Énoncé:
Recopiez sans rien changer le passage de l'extrait sur l'EIP-7702 en commençant par « Ambire et Trust » et en terminant par « et des avertissements. ».

Une analyse plus approfondie réalisée par SlowMist, spécialiste de la sécurité des blockchains, a révélé que le vol avait été perpétré par un groupe de criminalité organisée appelé Inferno Drainer. Au lieu d’utiliser des méthodes éprouvées (comme le détournement de l’adresse du portefeuille ou l’appropriation des phrases de récupération), le groupe a utilisé la fonction de délégation du portefeuille pour accéder à son contenu. Les criminels ont convaincu l’utilisateur de signer un contrat de délégation qu’ils avaient déjà enregistré.
Le maillon faible
Un piratage isolé ne signifie pas une déferlante de crimes. Les détracteurs de l’EIP-7702 prétendent que les risques sont exagérés. Bien que l’EIP-7702 puisse fournir une nouvelle surface d’attaque pour les e-mails de phishing, il ne supprime pas le besoin de signer les portefeuilles ou ne permet pas l’accès non autorisé à lui seul.
Il est vrai que donner à quelqu’un le contrôle temporaire d’un coffre-fort où sont conservées des sommes d’argent peut sembler dangereux – et cela peut vraiment l’être -, mais seulement si vous avez été trompé en signant une délégation frauduleuse.
Ce n’est pas un échec de la blockchain ; c’est plutôt une menace interne. Comme c’est le cas pour de nombreuses vulnérabilités en matière de cybersécurité, le maillon faible pourrait être vous. C’est quelque chose auquel les développeurs de logiciels de portefeuille devraient s’intéresser.
Ambire et Trust Wallet, les deux premières entreprises de portefeuilles à avoir proposé des fonctionnalités de délégation dans le cadre de l’EIP-7702, ont déjà publié des correctifs et des avertissements.
Entre-temps, les principaux portefeuilles, comme Ledger, n’ont pas (du moins publiquement) mis en place de méthode pour signer les “tuples” de l’EIP-7702, les autorisations à usage unique que les propriétaires de portefeuilles intelligents utilisent pour déléguer l’accès à d’autres.
Cependant, les choses sont en train de changer. Certains kits de développement de portefeuilles sont déjà équipé d’une technique appelée signAuthorization, qui génère des signatures de délégation valides. Ces dernières peuvent contourner la norme API EIP-1193 pour interagir avec les applications décentralisées et envoyer de l’ETH pour des paiements. Avec l’ajout de fonctions de portefeuille intelligent, l’utilisation de la délégation via une signature se propagera probablement davantage.
Alors que la controverse actuelle pourrait être exagérée, la délégation via les portefeuilles intelligents avec l’EIP-7702 est une menace qui mérite d’être surveillée. Comme pour les améliorations antérieures d’Ethereum qui ont été utilisées pour commettre des actes répréhensibles, plus d’incidents de type MetaMask pourraient se produire avec l’EIP-7702.

Entrées fournies:
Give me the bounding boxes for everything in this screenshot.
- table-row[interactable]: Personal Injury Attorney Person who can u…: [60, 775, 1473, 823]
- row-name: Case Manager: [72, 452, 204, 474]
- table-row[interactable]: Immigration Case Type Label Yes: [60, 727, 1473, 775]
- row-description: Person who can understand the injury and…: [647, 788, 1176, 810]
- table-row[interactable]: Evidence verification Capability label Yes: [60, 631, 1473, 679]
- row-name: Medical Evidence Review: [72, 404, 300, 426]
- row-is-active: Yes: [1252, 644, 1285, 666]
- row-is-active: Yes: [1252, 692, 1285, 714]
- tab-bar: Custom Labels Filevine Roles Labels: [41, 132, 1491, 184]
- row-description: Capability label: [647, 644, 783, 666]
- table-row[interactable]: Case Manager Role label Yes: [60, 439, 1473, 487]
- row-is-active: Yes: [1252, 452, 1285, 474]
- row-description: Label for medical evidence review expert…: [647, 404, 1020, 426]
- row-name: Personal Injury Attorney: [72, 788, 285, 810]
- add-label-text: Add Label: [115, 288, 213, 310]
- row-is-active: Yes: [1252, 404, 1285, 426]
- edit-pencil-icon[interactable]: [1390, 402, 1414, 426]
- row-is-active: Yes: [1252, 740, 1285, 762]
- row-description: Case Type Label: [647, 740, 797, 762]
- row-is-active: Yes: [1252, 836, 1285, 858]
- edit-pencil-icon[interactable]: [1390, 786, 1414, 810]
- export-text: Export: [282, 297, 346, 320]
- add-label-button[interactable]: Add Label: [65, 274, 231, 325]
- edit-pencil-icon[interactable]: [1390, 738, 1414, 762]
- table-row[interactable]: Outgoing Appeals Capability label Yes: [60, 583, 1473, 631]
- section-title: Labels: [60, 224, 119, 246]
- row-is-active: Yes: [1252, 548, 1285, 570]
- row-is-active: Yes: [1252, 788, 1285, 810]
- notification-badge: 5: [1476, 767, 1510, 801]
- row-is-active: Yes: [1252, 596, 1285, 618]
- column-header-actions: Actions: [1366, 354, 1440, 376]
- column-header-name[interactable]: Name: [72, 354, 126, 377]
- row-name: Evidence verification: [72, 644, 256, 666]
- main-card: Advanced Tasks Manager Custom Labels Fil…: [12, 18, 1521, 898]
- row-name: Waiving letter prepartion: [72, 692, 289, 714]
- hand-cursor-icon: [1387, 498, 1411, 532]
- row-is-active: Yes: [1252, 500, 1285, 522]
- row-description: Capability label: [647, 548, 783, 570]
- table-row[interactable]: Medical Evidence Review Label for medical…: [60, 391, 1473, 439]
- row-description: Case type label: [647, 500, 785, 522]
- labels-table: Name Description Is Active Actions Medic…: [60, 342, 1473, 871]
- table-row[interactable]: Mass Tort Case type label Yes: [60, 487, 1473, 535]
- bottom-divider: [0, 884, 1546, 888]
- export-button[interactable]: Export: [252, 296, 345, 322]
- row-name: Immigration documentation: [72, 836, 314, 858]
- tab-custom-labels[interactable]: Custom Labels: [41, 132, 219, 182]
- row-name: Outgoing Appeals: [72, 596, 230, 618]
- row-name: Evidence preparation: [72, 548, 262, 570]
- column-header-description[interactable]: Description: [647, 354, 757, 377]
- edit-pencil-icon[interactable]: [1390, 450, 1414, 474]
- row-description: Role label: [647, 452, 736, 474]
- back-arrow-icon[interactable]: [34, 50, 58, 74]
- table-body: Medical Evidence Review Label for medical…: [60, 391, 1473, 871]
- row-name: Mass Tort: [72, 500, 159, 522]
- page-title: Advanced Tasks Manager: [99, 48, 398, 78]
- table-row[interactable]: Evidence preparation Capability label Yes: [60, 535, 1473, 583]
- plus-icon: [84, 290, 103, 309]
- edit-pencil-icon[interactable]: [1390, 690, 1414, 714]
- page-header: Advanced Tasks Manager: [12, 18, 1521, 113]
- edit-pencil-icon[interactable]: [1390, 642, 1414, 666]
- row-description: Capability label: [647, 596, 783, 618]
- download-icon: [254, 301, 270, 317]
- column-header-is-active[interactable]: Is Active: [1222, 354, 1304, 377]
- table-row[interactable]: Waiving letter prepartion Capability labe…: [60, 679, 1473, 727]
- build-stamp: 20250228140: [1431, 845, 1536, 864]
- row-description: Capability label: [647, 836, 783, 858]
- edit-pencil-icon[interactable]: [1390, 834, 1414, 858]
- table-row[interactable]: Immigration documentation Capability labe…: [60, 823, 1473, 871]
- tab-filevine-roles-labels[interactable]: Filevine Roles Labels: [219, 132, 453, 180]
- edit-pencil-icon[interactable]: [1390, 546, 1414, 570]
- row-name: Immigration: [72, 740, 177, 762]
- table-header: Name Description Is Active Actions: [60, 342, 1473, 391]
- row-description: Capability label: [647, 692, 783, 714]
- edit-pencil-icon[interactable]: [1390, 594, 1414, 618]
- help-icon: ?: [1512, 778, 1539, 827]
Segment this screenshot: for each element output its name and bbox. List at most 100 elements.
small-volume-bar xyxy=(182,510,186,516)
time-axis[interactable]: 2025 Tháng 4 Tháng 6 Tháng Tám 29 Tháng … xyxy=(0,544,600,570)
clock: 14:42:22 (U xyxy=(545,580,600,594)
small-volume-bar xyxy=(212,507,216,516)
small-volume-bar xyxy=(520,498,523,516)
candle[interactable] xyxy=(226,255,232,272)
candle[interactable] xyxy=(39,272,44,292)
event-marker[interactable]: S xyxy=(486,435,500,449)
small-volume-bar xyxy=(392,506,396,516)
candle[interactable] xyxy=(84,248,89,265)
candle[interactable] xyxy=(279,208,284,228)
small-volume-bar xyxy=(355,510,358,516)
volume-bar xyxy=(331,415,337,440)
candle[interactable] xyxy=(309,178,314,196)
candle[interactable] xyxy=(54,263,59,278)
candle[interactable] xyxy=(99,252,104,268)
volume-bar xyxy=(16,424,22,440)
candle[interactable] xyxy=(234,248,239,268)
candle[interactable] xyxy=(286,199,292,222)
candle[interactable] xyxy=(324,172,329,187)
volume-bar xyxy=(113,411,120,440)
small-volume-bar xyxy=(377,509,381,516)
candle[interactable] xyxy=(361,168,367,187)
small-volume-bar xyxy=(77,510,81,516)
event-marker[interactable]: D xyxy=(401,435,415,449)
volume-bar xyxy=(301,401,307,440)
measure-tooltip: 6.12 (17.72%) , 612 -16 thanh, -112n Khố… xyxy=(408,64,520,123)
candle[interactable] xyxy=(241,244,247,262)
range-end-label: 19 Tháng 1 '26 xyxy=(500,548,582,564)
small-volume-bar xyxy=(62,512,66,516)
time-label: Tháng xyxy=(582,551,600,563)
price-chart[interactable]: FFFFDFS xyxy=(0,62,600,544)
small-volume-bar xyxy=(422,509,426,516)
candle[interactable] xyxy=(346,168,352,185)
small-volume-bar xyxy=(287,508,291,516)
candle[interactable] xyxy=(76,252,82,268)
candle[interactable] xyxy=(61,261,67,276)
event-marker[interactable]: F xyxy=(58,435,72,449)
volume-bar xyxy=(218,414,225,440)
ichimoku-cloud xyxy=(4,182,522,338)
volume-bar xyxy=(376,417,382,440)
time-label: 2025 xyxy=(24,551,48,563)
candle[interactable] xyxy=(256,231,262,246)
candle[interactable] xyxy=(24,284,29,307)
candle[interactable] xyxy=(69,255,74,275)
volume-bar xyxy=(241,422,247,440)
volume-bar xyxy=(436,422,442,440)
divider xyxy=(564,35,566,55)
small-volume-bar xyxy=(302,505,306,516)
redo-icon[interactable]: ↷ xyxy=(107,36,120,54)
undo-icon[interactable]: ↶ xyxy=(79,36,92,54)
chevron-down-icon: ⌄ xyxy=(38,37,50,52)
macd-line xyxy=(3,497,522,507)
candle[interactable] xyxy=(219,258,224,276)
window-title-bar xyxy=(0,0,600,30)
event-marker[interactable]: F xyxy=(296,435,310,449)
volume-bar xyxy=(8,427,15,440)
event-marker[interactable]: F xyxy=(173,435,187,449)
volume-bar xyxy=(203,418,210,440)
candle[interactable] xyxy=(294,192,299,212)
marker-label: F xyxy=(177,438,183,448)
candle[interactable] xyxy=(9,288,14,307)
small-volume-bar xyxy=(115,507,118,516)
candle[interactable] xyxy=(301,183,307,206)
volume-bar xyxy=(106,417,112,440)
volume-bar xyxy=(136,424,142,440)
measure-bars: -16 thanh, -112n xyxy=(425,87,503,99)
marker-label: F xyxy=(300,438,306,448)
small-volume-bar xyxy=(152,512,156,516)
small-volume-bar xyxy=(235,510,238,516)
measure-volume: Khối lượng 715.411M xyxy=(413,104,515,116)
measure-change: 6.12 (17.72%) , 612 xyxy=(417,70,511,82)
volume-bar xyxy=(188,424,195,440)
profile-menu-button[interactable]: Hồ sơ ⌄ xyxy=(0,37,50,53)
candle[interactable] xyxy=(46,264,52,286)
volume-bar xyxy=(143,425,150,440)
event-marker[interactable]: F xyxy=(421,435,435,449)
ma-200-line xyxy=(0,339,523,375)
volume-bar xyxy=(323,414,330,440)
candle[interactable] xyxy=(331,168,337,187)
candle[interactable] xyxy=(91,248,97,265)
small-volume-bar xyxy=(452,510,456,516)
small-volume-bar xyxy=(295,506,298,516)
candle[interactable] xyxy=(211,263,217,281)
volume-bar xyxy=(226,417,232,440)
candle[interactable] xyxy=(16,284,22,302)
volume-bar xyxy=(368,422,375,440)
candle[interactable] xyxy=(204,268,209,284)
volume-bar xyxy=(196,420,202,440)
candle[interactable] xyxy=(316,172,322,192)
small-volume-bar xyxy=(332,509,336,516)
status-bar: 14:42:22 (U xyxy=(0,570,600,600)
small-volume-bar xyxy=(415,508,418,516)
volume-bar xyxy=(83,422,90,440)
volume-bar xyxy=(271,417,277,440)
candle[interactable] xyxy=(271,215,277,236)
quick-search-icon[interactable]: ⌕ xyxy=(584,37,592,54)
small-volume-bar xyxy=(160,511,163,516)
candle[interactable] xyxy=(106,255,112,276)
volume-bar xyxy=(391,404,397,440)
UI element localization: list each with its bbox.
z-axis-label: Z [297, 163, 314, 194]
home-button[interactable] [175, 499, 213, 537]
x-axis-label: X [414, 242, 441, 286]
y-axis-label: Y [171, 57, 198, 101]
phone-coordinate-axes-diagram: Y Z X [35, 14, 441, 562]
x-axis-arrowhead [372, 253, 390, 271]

Corrigé:
Ambire et Trust Wallet, les deux premières entreprises de portefeuilles à avoir proposé des fonctionnalités de délégation dans le cadre de l’EIP-7702, ont déjà publié des correctifs et des avertissements.